# Instructions for the task
Write out the records that appear below, verbatim and complete, but without pictures.

# Dataset items
* * * * * * * * *
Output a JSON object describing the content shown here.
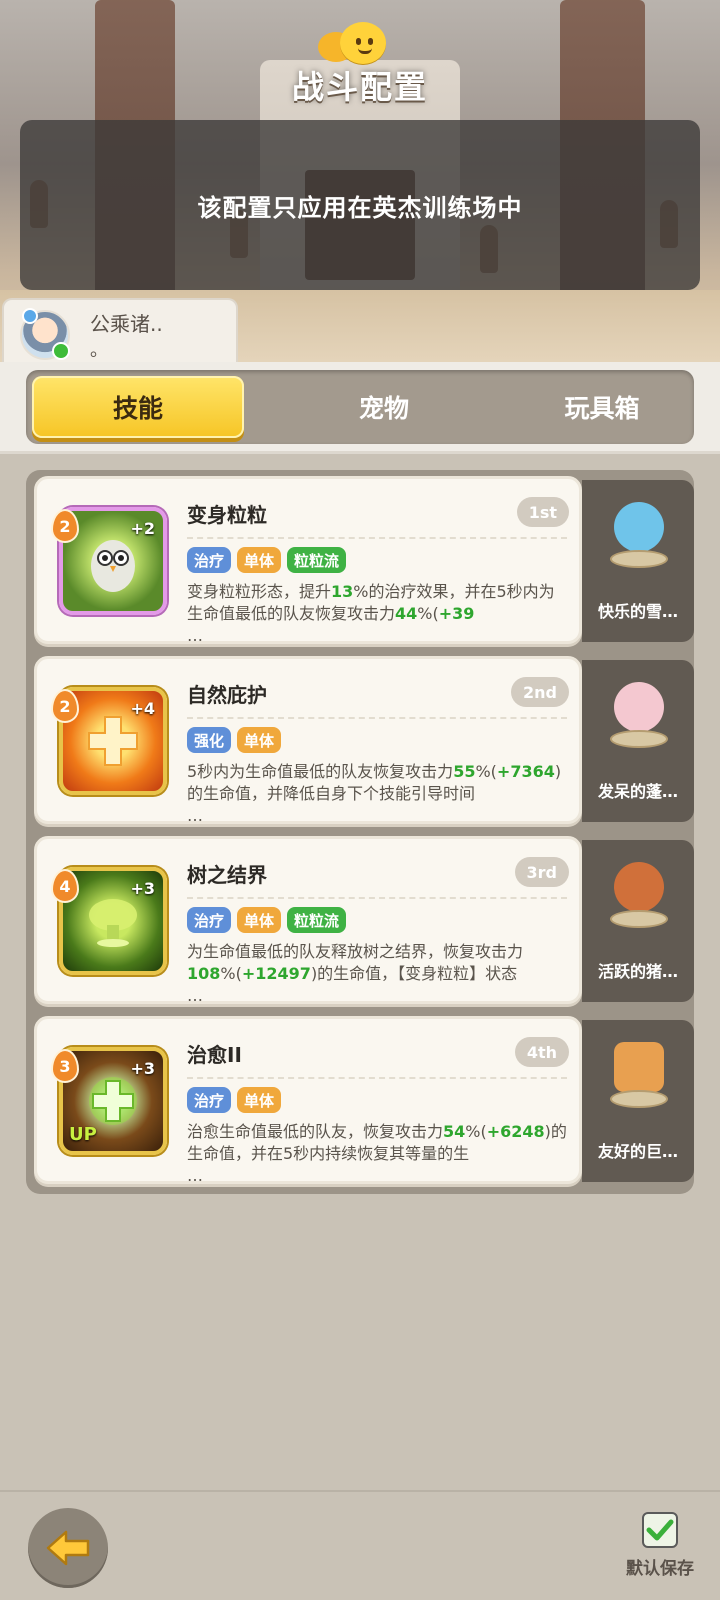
{
  "header": {
    "title": "战斗配置",
    "chat_label": "聊天",
    "notice": "该配置只应用在英杰训练场中"
  },
  "player": {
    "name_line1": "公乘诸..",
    "name_line2": "。"
  },
  "tabs": [
    {
      "label": "技能",
      "active": true
    },
    {
      "label": "宠物",
      "active": false
    },
    {
      "label": "玩具箱",
      "active": false
    }
  ],
  "skills": [
    {
      "level": "2",
      "plus": "+2",
      "name": "变身粒粒",
      "rank": "1st",
      "tags": [
        "治疗",
        "单体",
        "粒粒流"
      ],
      "desc_parts": [
        "变身粒粒形态，提升",
        "13",
        "%的治疗效果，并在5秒内为生命值最低的队友恢复攻击力",
        "44",
        "%(",
        "+39",
        "",
        "",
        "…"
      ],
      "pet_name": "快乐的雪…"
    },
    {
      "level": "2",
      "plus": "+4",
      "name": "自然庇护",
      "rank": "2nd",
      "tags": [
        "强化",
        "单体"
      ],
      "desc_parts": [
        "5秒内为生命值最低的队友恢复攻击力",
        "55",
        "%(",
        "+7364",
        ")的生命值，并降低自身下个技能引导时间",
        "",
        "",
        "",
        "…"
      ],
      "pet_name": "发呆的蓬…"
    },
    {
      "level": "4",
      "plus": "+3",
      "name": "树之结界",
      "rank": "3rd",
      "tags": [
        "治疗",
        "单体",
        "粒粒流"
      ],
      "desc_parts": [
        "为生命值最低的队友释放树之结界，恢复攻击力",
        "108",
        "%(",
        "+12497",
        ")的生命值，【变身粒粒】状态",
        "",
        "",
        "",
        "…"
      ],
      "pet_name": "活跃的猪…"
    },
    {
      "level": "3",
      "plus": "+3",
      "name": "治愈II",
      "rank": "4th",
      "tags": [
        "治疗",
        "单体"
      ],
      "desc_parts": [
        "治愈生命值最低的队友，恢复攻击力",
        "54",
        "%(",
        "+6248",
        ")的生命值，并在5秒内持续恢复其等量的生",
        "",
        "",
        "",
        "…"
      ],
      "pet_name": "友好的巨…",
      "up_label": "UP"
    }
  ],
  "bottom": {
    "save_label": "默认保存"
  },
  "colors": {
    "tab_active": "#f6c525",
    "tag_blue": "#5f8fd8",
    "tag_orange": "#f0a83c",
    "tag_green": "#3fb244",
    "highlight_green": "#2ea62e"
  },
  "icons": {
    "back": "back-arrow-icon",
    "save": "checkmark-icon",
    "chat": "chat-bubble-icon"
  }
}
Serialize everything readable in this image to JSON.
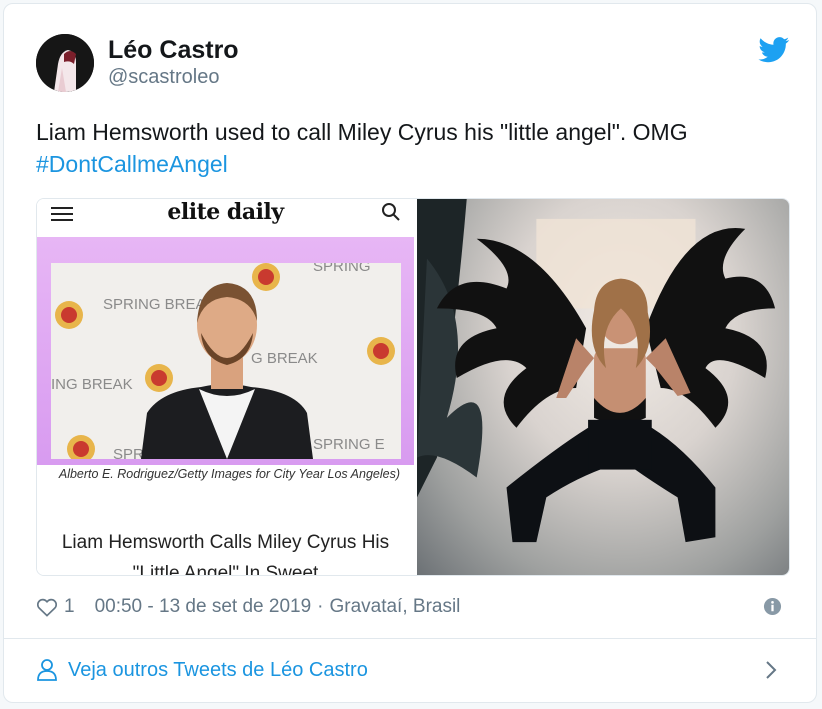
{
  "user": {
    "name": "Léo Castro",
    "handle": "@scastroleo"
  },
  "tweet": {
    "text": "Liam Hemsworth used to call Miley Cyrus his \"little angel\". OMG ",
    "hashtag": "#DontCallmeAngel"
  },
  "media": {
    "left_card": {
      "site_logo": "elite daily",
      "photo_caption": "Alberto E. Rodriguez/Getty Images for City Year Los Angeles)",
      "headline": "Liam Hemsworth Calls Miley Cyrus His \"Little Angel\" In Sweet"
    }
  },
  "meta": {
    "like_count": "1",
    "timestamp": "00:50 - 13 de set de 2019",
    "separator": "·",
    "location": "Gravataí, Brasil"
  },
  "footer": {
    "link_text": "Veja outros Tweets de Léo Castro"
  },
  "colors": {
    "accent": "#1b95e0",
    "secondary_text": "#657786",
    "border": "#e1e8ed"
  },
  "icons": {
    "brand": "twitter-bird-icon",
    "like": "heart-icon",
    "info": "info-icon",
    "profile": "user-icon",
    "more": "chevron-right-icon"
  }
}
* * * * * * * * *
# Exercise solution
Output a JSON object describing the content shown here.
{
  "header": {
    "title": "战斗配置",
    "chat_label": "聊天",
    "notice": "该配置只应用在英杰训练场中"
  },
  "player": {
    "name_line1": "公乘诸..",
    "name_line2": "。"
  },
  "tabs": [
    {
      "label": "技能",
      "active": true
    },
    {
      "label": "宠物",
      "active": false
    },
    {
      "label": "玩具箱",
      "active": false
    }
  ],
  "skills": [
    {
      "level": "2",
      "plus": "+2",
      "name": "变身粒粒",
      "rank": "1st",
      "tags": [
        "治疗",
        "单体",
        "粒粒流"
      ],
      "desc_parts": [
        "变身粒粒形态，提升",
        "13",
        "%的治疗效果，并在5秒内为生命值最低的队友恢复攻击力",
        "44",
        "%(",
        "+39",
        "",
        "",
        "…"
      ],
      "pet_name": "快乐的雪…"
    },
    {
      "level": "2",
      "plus": "+4",
      "name": "自然庇护",
      "rank": "2nd",
      "tags": [
        "强化",
        "单体"
      ],
      "desc_parts": [
        "5秒内为生命值最低的队友恢复攻击力",
        "55",
        "%(",
        "+7364",
        ")的生命值，并降低自身下个技能引导时间",
        "",
        "",
        "",
        "…"
      ],
      "pet_name": "发呆的蓬…"
    },
    {
      "level": "4",
      "plus": "+3",
      "name": "树之结界",
      "rank": "3rd",
      "tags": [
        "治疗",
        "单体",
        "粒粒流"
      ],
      "desc_parts": [
        "为生命值最低的队友释放树之结界，恢复攻击力",
        "108",
        "%(",
        "+12497",
        ")的生命值，【变身粒粒】状态",
        "",
        "",
        "",
        "…"
      ],
      "pet_name": "活跃的猪…"
    },
    {
      "level": "3",
      "plus": "+3",
      "name": "治愈II",
      "rank": "4th",
      "tags": [
        "治疗",
        "单体"
      ],
      "desc_parts": [
        "治愈生命值最低的队友，恢复攻击力",
        "54",
        "%(",
        "+6248",
        ")的生命值，并在5秒内持续恢复其等量的生",
        "",
        "",
        "",
        "…"
      ],
      "pet_name": "友好的巨…",
      "up_label": "UP"
    }
  ],
  "bottom": {
    "save_label": "默认保存"
  },
  "colors": {
    "tab_active": "#f6c525",
    "tag_blue": "#5f8fd8",
    "tag_orange": "#f0a83c",
    "tag_green": "#3fb244",
    "highlight_green": "#2ea62e"
  },
  "icons": {
    "back": "back-arrow-icon",
    "save": "checkmark-icon",
    "chat": "chat-bubble-icon"
  }
}
Serialize everything readable in this image to JSON.
{
  "user": {
    "name": "Léo Castro",
    "handle": "@scastroleo"
  },
  "tweet": {
    "text": "Liam Hemsworth used to call Miley Cyrus his \"little angel\". OMG ",
    "hashtag": "#DontCallmeAngel"
  },
  "media": {
    "left_card": {
      "site_logo": "elite daily",
      "photo_caption": "Alberto E. Rodriguez/Getty Images for City Year Los Angeles)",
      "headline": "Liam Hemsworth Calls Miley Cyrus His \"Little Angel\" In Sweet"
    }
  },
  "meta": {
    "like_count": "1",
    "timestamp": "00:50 - 13 de set de 2019",
    "separator": "·",
    "location": "Gravataí, Brasil"
  },
  "footer": {
    "link_text": "Veja outros Tweets de Léo Castro"
  },
  "colors": {
    "accent": "#1b95e0",
    "secondary_text": "#657786",
    "border": "#e1e8ed"
  },
  "icons": {
    "brand": "twitter-bird-icon",
    "like": "heart-icon",
    "info": "info-icon",
    "profile": "user-icon",
    "more": "chevron-right-icon"
  }
}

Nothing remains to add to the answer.